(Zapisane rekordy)
▼

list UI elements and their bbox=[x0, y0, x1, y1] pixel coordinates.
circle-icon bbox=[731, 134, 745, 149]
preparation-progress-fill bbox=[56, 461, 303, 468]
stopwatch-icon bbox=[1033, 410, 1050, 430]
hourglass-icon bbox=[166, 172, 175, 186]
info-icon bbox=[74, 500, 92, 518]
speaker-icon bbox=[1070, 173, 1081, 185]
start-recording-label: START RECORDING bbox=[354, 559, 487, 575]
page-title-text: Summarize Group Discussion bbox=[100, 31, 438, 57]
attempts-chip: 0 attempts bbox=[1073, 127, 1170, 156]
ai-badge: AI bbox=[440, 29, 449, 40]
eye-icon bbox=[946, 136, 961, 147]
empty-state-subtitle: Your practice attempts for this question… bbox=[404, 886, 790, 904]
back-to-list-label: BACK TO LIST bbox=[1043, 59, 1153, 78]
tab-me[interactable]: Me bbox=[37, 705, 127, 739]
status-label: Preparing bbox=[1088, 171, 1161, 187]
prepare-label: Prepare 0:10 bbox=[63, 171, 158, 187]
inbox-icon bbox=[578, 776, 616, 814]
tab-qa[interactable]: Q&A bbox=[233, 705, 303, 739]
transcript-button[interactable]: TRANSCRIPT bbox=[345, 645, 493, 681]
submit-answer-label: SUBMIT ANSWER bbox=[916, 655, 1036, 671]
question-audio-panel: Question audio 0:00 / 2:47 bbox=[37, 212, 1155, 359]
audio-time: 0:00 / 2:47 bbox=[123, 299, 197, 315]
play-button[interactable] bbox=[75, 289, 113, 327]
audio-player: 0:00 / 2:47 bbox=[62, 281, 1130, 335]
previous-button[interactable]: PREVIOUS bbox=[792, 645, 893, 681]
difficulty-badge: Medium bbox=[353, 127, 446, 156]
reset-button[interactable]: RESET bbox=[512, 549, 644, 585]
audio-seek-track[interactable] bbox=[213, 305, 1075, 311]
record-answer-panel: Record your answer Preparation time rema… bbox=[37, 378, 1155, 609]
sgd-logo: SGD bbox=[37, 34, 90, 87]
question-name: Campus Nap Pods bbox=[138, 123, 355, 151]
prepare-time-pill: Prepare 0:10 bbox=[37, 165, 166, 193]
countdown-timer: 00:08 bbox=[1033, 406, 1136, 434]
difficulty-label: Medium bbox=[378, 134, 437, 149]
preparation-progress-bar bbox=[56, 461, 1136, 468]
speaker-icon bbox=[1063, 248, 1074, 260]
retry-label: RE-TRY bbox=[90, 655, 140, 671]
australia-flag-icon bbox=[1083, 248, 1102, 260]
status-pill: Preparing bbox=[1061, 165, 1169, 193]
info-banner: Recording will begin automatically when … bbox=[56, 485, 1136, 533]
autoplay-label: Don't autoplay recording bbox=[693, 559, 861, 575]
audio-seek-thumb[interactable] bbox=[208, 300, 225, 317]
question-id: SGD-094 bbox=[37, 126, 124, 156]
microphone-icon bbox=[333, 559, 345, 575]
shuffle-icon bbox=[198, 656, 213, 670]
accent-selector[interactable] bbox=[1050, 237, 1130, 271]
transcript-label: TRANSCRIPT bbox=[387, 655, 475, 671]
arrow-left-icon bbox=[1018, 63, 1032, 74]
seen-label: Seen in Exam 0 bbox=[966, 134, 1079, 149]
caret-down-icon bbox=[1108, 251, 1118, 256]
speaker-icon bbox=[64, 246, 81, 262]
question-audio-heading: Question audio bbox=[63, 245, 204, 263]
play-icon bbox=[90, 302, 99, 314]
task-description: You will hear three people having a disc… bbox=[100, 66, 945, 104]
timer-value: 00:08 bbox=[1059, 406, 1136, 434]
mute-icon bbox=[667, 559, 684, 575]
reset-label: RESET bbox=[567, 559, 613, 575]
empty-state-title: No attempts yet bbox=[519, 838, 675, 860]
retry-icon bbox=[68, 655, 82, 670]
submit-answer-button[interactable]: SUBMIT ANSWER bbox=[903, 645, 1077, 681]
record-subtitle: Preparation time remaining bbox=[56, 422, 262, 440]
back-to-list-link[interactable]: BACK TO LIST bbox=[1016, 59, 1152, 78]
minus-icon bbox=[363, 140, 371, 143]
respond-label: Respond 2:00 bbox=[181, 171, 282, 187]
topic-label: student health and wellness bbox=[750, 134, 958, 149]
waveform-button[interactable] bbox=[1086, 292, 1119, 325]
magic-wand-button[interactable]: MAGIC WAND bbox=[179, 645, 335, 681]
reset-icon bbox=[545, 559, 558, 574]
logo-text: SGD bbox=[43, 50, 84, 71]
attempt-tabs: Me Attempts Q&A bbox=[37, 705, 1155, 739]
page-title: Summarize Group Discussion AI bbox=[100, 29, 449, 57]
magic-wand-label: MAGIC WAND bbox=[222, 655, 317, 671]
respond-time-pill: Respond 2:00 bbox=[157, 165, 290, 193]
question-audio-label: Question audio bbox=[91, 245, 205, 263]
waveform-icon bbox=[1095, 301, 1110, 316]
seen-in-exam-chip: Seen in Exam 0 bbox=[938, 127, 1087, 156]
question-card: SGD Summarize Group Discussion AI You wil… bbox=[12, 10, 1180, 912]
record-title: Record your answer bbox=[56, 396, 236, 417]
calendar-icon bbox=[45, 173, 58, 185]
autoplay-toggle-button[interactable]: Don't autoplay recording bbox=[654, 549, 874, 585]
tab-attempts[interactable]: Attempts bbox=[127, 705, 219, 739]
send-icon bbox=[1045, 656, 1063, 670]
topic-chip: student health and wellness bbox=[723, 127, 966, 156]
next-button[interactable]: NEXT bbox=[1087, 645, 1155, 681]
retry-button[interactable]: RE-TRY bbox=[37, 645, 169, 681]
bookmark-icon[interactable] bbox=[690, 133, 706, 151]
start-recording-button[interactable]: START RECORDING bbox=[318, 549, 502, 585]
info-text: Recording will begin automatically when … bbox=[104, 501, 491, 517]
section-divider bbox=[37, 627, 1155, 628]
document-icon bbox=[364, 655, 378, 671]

▲

Odtwórz wiernie wszystkie powyższe rekordy, wiersz po wierszu i bez żadnych zmian.

• Rozwiązanie zadania:
list UI elements and their bbox=[x0, y0, x1, y1] pixel coordinates.
circle-icon bbox=[731, 134, 745, 149]
preparation-progress-fill bbox=[56, 461, 303, 468]
stopwatch-icon bbox=[1033, 410, 1050, 430]
hourglass-icon bbox=[166, 172, 175, 186]
info-icon bbox=[74, 500, 92, 518]
speaker-icon bbox=[1070, 173, 1081, 185]
start-recording-label: START RECORDING bbox=[354, 559, 487, 575]
page-title-text: Summarize Group Discussion bbox=[100, 31, 438, 57]
attempts-chip: 0 attempts bbox=[1073, 127, 1170, 156]
ai-badge: AI bbox=[440, 29, 449, 40]
eye-icon bbox=[946, 136, 961, 147]
empty-state-subtitle: Your practice attempts for this question… bbox=[404, 886, 790, 904]
back-to-list-label: BACK TO LIST bbox=[1043, 59, 1153, 78]
tab-me[interactable]: Me bbox=[37, 705, 127, 739]
status-label: Preparing bbox=[1088, 171, 1161, 187]
prepare-label: Prepare 0:10 bbox=[63, 171, 158, 187]
inbox-icon bbox=[578, 776, 616, 814]
tab-qa[interactable]: Q&A bbox=[233, 705, 303, 739]
transcript-button[interactable]: TRANSCRIPT bbox=[345, 645, 493, 681]
submit-answer-label: SUBMIT ANSWER bbox=[916, 655, 1036, 671]
question-audio-panel: Question audio 0:00 / 2:47 bbox=[37, 212, 1155, 359]
audio-time: 0:00 / 2:47 bbox=[123, 299, 197, 315]
play-button[interactable] bbox=[75, 289, 113, 327]
audio-player: 0:00 / 2:47 bbox=[62, 281, 1130, 335]
previous-button[interactable]: PREVIOUS bbox=[792, 645, 893, 681]
difficulty-badge: Medium bbox=[353, 127, 446, 156]
reset-button[interactable]: RESET bbox=[512, 549, 644, 585]
audio-seek-track[interactable] bbox=[213, 305, 1075, 311]
record-answer-panel: Record your answer Preparation time rema… bbox=[37, 378, 1155, 609]
sgd-logo: SGD bbox=[37, 34, 90, 87]
question-name: Campus Nap Pods bbox=[138, 123, 355, 151]
prepare-time-pill: Prepare 0:10 bbox=[37, 165, 166, 193]
countdown-timer: 00:08 bbox=[1033, 406, 1136, 434]
difficulty-label: Medium bbox=[378, 134, 437, 149]
preparation-progress-bar bbox=[56, 461, 1136, 468]
speaker-icon bbox=[1063, 248, 1074, 260]
retry-label: RE-TRY bbox=[90, 655, 140, 671]
australia-flag-icon bbox=[1083, 248, 1102, 260]
status-pill: Preparing bbox=[1061, 165, 1169, 193]
info-banner: Recording will begin automatically when … bbox=[56, 485, 1136, 533]
autoplay-label: Don't autoplay recording bbox=[693, 559, 861, 575]
audio-seek-thumb[interactable] bbox=[208, 300, 225, 317]
question-id: SGD-094 bbox=[37, 126, 124, 156]
microphone-icon bbox=[333, 559, 345, 575]
shuffle-icon bbox=[198, 656, 213, 670]
accent-selector[interactable] bbox=[1050, 237, 1130, 271]
transcript-label: TRANSCRIPT bbox=[387, 655, 475, 671]
arrow-left-icon bbox=[1018, 63, 1032, 74]
seen-label: Seen in Exam 0 bbox=[966, 134, 1079, 149]
caret-down-icon bbox=[1108, 251, 1118, 256]
speaker-icon bbox=[64, 246, 81, 262]
question-audio-heading: Question audio bbox=[63, 245, 204, 263]
play-icon bbox=[90, 302, 99, 314]
task-description: You will hear three people having a disc… bbox=[100, 66, 945, 104]
timer-value: 00:08 bbox=[1059, 406, 1136, 434]
mute-icon bbox=[667, 559, 684, 575]
reset-label: RESET bbox=[567, 559, 613, 575]
empty-state-title: No attempts yet bbox=[519, 838, 675, 860]
retry-icon bbox=[68, 655, 82, 670]
submit-answer-button[interactable]: SUBMIT ANSWER bbox=[903, 645, 1077, 681]
record-subtitle: Preparation time remaining bbox=[56, 422, 262, 440]
back-to-list-link[interactable]: BACK TO LIST bbox=[1016, 59, 1152, 78]
minus-icon bbox=[363, 140, 371, 143]
respond-label: Respond 2:00 bbox=[181, 171, 282, 187]
topic-label: student health and wellness bbox=[750, 134, 958, 149]
waveform-button[interactable] bbox=[1086, 292, 1119, 325]
magic-wand-button[interactable]: MAGIC WAND bbox=[179, 645, 335, 681]
reset-icon bbox=[545, 559, 558, 574]
logo-text: SGD bbox=[43, 50, 84, 71]
attempt-tabs: Me Attempts Q&A bbox=[37, 705, 1155, 739]
page-title: Summarize Group Discussion AI bbox=[100, 29, 449, 57]
magic-wand-label: MAGIC WAND bbox=[222, 655, 317, 671]
respond-time-pill: Respond 2:00 bbox=[157, 165, 290, 193]
question-audio-label: Question audio bbox=[91, 245, 205, 263]
waveform-icon bbox=[1095, 301, 1110, 316]
seen-in-exam-chip: Seen in Exam 0 bbox=[938, 127, 1087, 156]
question-card: SGD Summarize Group Discussion AI You wil… bbox=[12, 10, 1180, 912]
record-title: Record your answer bbox=[56, 396, 236, 417]
calendar-icon bbox=[45, 173, 58, 185]
autoplay-toggle-button[interactable]: Don't autoplay recording bbox=[654, 549, 874, 585]
tab-attempts[interactable]: Attempts bbox=[127, 705, 219, 739]
send-icon bbox=[1045, 656, 1063, 670]
topic-chip: student health and wellness bbox=[723, 127, 966, 156]
next-button[interactable]: NEXT bbox=[1087, 645, 1155, 681]
retry-button[interactable]: RE-TRY bbox=[37, 645, 169, 681]
bookmark-icon[interactable] bbox=[690, 133, 706, 151]
start-recording-button[interactable]: START RECORDING bbox=[318, 549, 502, 585]
info-text: Recording will begin automatically when … bbox=[104, 501, 491, 517]
section-divider bbox=[37, 627, 1155, 628]
document-icon bbox=[364, 655, 378, 671]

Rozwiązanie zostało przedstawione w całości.